- The request -
Check each line of the records below and collect those that include the word "tiếp".

- Saved entries -
• • • • • • •
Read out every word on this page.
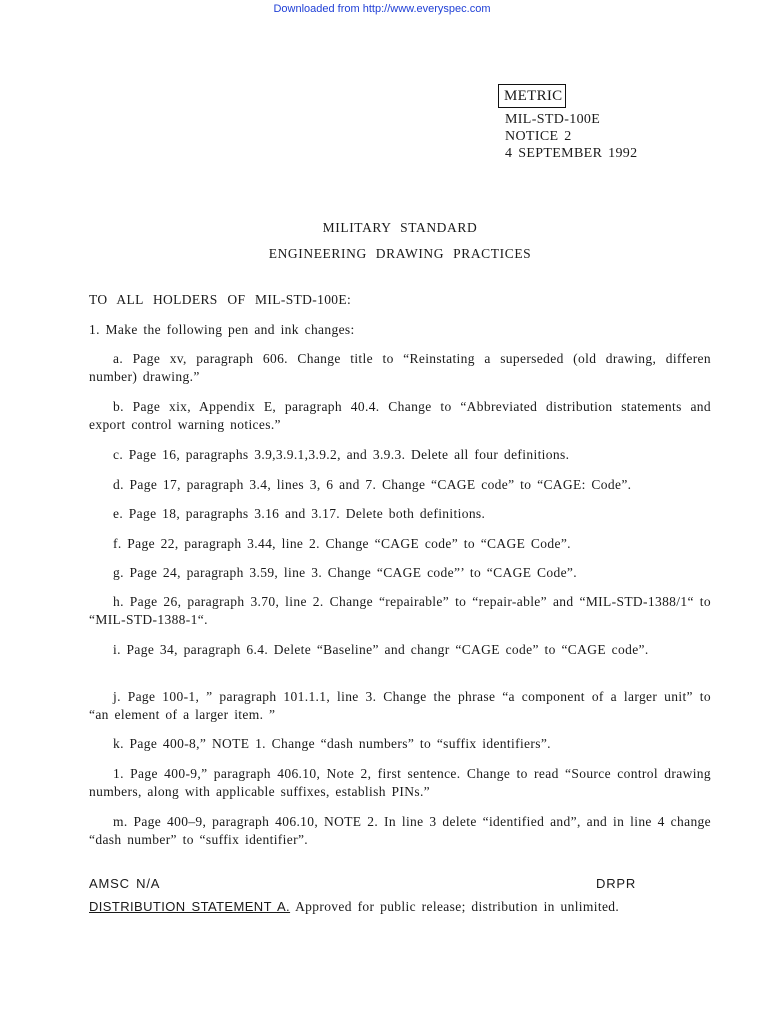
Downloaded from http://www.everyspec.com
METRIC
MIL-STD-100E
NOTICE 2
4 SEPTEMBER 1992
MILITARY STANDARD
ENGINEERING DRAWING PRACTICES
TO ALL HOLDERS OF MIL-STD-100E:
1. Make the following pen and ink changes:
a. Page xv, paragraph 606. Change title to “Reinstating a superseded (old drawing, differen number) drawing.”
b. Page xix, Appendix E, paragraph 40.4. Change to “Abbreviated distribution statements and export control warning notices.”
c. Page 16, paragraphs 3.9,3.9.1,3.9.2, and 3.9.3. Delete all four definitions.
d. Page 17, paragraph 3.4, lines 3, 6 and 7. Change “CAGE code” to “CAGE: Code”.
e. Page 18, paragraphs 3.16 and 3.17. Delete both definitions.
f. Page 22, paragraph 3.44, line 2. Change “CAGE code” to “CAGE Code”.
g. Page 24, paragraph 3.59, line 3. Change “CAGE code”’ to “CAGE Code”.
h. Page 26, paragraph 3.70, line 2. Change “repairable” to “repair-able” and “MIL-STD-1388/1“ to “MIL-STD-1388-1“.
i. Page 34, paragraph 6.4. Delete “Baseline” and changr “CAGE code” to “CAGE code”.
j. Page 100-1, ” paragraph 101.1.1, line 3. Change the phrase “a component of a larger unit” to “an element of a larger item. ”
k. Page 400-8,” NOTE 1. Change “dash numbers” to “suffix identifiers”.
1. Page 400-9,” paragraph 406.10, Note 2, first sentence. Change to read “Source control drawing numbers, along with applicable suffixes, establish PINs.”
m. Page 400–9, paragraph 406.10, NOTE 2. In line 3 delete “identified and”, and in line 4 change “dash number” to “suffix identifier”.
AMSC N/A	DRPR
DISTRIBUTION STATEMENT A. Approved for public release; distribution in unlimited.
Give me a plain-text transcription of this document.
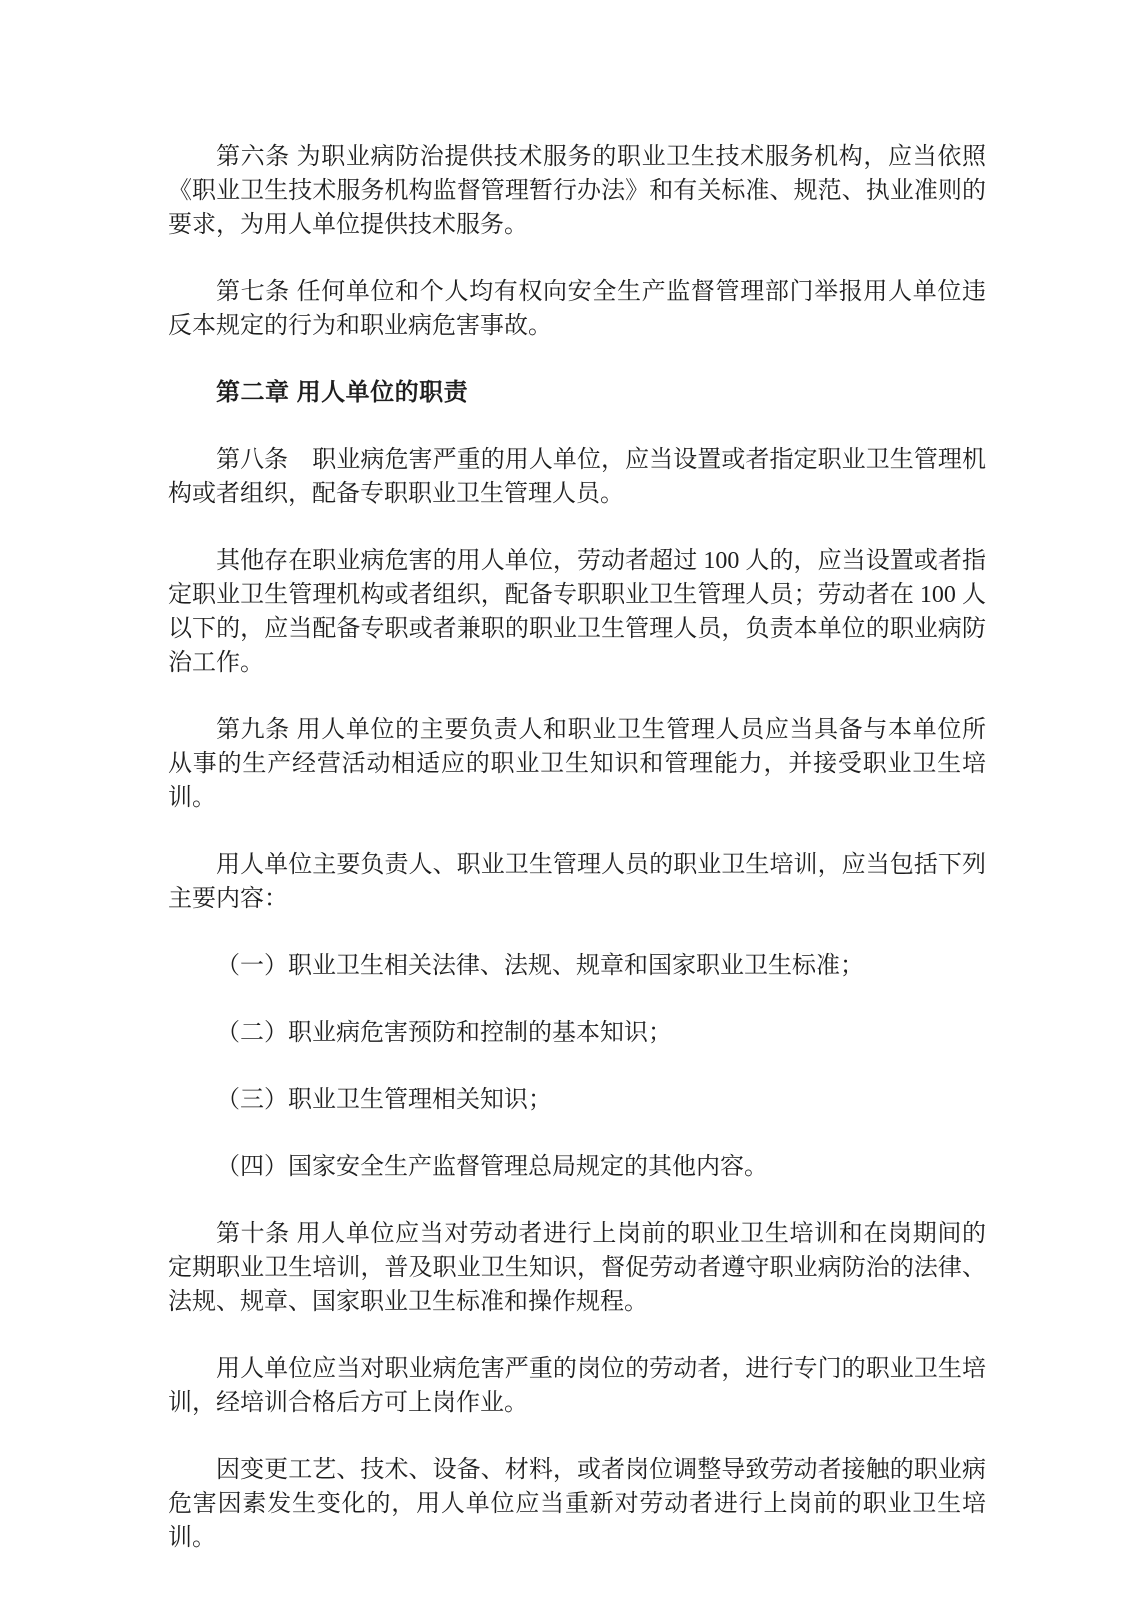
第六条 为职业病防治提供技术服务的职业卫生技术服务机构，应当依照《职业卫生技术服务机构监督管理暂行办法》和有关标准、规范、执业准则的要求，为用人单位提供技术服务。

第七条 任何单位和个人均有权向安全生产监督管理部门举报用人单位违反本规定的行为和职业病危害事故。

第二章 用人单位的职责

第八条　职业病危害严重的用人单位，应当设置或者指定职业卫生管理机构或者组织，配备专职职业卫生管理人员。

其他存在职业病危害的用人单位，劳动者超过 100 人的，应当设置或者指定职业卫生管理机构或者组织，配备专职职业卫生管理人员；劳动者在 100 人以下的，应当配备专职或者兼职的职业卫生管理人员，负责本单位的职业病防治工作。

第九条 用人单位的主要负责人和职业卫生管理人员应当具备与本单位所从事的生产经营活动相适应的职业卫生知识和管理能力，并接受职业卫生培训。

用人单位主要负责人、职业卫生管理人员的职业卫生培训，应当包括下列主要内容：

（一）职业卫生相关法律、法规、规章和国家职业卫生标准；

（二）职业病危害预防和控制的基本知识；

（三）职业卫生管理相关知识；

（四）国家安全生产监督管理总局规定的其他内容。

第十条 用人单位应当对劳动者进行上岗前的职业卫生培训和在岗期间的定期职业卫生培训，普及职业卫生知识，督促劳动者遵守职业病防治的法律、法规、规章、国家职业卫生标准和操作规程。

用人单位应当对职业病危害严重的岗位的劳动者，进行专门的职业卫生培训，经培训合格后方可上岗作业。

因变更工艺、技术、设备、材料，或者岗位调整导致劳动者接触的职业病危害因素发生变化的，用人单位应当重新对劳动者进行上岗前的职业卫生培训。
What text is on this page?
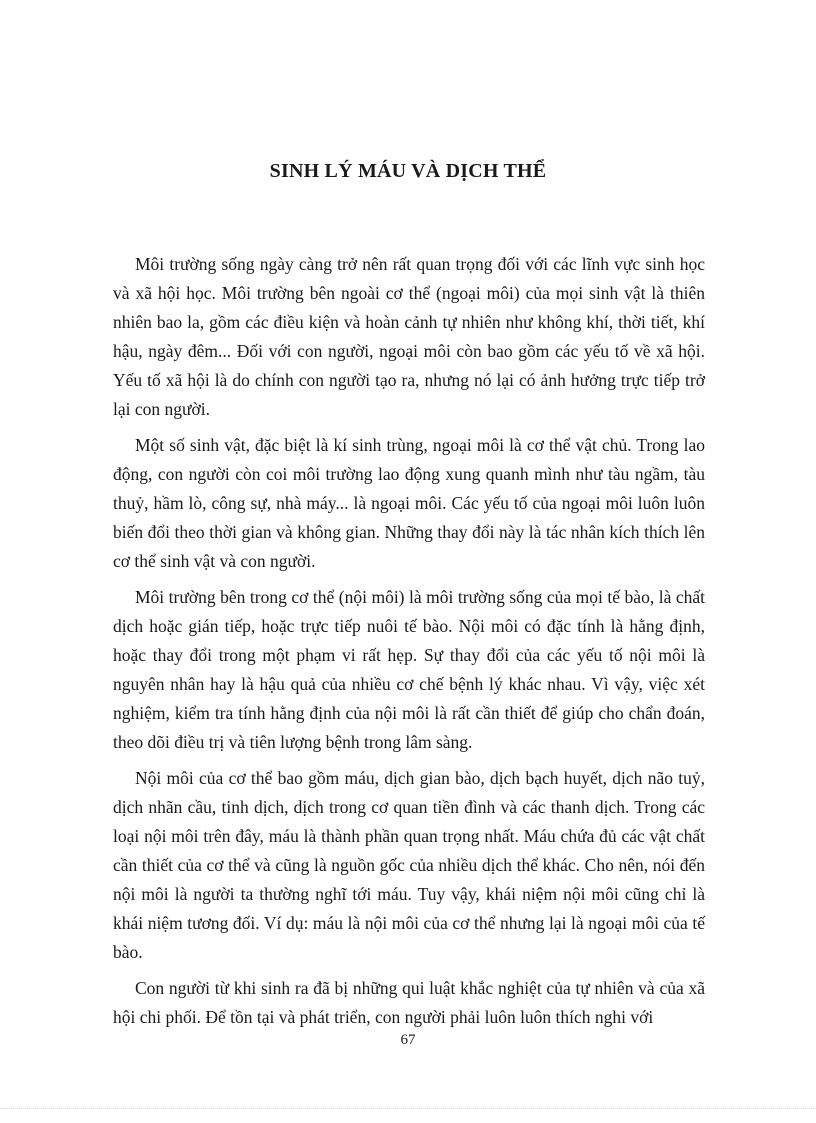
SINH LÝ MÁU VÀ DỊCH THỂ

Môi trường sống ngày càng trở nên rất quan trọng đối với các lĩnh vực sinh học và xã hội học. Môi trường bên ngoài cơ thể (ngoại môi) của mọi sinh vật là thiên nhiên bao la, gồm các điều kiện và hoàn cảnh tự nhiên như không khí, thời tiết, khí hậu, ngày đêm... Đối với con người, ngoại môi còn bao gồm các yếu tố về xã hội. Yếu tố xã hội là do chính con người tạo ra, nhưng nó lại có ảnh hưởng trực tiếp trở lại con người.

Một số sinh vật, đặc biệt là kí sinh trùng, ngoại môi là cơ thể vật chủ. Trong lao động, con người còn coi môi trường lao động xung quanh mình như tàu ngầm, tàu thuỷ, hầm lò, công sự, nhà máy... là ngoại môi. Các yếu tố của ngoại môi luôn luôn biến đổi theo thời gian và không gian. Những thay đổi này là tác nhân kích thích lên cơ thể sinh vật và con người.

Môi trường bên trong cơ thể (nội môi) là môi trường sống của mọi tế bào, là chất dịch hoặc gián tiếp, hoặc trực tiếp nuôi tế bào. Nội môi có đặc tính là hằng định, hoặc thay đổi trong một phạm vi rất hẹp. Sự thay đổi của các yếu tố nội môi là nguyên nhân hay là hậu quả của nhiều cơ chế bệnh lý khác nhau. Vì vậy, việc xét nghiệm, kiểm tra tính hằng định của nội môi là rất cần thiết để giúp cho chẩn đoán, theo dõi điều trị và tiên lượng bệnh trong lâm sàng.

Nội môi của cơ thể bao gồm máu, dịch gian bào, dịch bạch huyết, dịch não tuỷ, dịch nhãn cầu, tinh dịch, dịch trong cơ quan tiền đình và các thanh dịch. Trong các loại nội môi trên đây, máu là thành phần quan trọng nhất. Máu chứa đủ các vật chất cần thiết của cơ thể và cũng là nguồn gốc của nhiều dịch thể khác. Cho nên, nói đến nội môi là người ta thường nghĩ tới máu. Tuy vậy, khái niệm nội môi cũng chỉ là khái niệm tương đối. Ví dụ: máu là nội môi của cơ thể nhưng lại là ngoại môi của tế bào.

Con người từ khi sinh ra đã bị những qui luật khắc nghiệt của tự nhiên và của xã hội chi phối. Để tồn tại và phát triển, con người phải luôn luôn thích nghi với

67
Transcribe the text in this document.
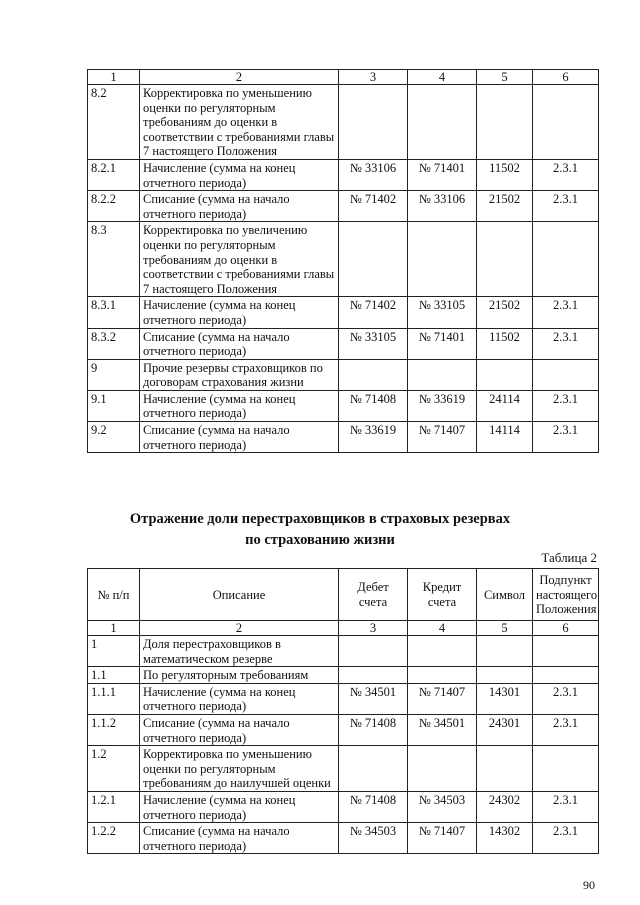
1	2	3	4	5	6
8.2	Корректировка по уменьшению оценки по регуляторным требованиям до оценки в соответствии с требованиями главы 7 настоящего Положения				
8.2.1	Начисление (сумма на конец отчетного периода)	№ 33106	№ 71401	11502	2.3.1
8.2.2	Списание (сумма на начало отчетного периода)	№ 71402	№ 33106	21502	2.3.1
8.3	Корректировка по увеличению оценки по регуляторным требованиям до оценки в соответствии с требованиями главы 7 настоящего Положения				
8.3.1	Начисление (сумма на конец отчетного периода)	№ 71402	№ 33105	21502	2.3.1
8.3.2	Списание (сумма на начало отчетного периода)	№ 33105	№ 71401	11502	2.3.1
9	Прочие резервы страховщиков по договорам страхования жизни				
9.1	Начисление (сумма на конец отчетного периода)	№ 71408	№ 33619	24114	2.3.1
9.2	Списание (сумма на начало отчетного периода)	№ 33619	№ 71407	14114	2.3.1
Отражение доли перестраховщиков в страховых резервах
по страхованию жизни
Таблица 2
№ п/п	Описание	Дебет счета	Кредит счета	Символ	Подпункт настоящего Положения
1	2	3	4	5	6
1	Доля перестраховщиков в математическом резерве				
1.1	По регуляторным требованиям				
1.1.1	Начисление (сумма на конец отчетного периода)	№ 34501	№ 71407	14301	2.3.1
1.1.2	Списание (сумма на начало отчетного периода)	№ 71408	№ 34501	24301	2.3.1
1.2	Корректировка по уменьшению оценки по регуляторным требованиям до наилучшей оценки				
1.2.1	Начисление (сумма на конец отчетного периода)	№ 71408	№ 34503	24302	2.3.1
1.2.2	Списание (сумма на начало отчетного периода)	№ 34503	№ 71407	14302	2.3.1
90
• • • • • • •
- Result below -
Môi trường sống ngày càng trở nên rất quan trọng đối với các lĩnh vực sinh học và xã hội học. Môi trường bên ngoài cơ thể (ngoại môi) của mọi sinh vật là thiên nhiên bao la, gồm các điều kiện và hoàn cảnh tự nhiên như không khí, thời tiết, khí hậu, ngày đêm... Đối với con người, ngoại môi còn bao gồm các yếu tố về xã hội. Yếu tố xã hội là do chính con người tạo ra, nhưng nó lại có ảnh hưởng trực tiếp trở lại con người.
Môi trường bên trong cơ thể (nội môi) là môi trường sống của mọi tế bào, là chất dịch hoặc gián tiếp, hoặc trực tiếp nuôi tế bào. Nội môi có đặc tính là hằng định, hoặc thay đổi trong một phạm vi rất hẹp. Sự thay đổi của các yếu tố nội môi là nguyên nhân hay là hậu quả của nhiều cơ chế bệnh lý khác nhau. Vì vậy, việc xét nghiệm, kiểm tra tính hằng định của nội môi là rất cần thiết để giúp cho chẩn đoán, theo dõi điều trị và tiên lượng bệnh trong lâm sàng.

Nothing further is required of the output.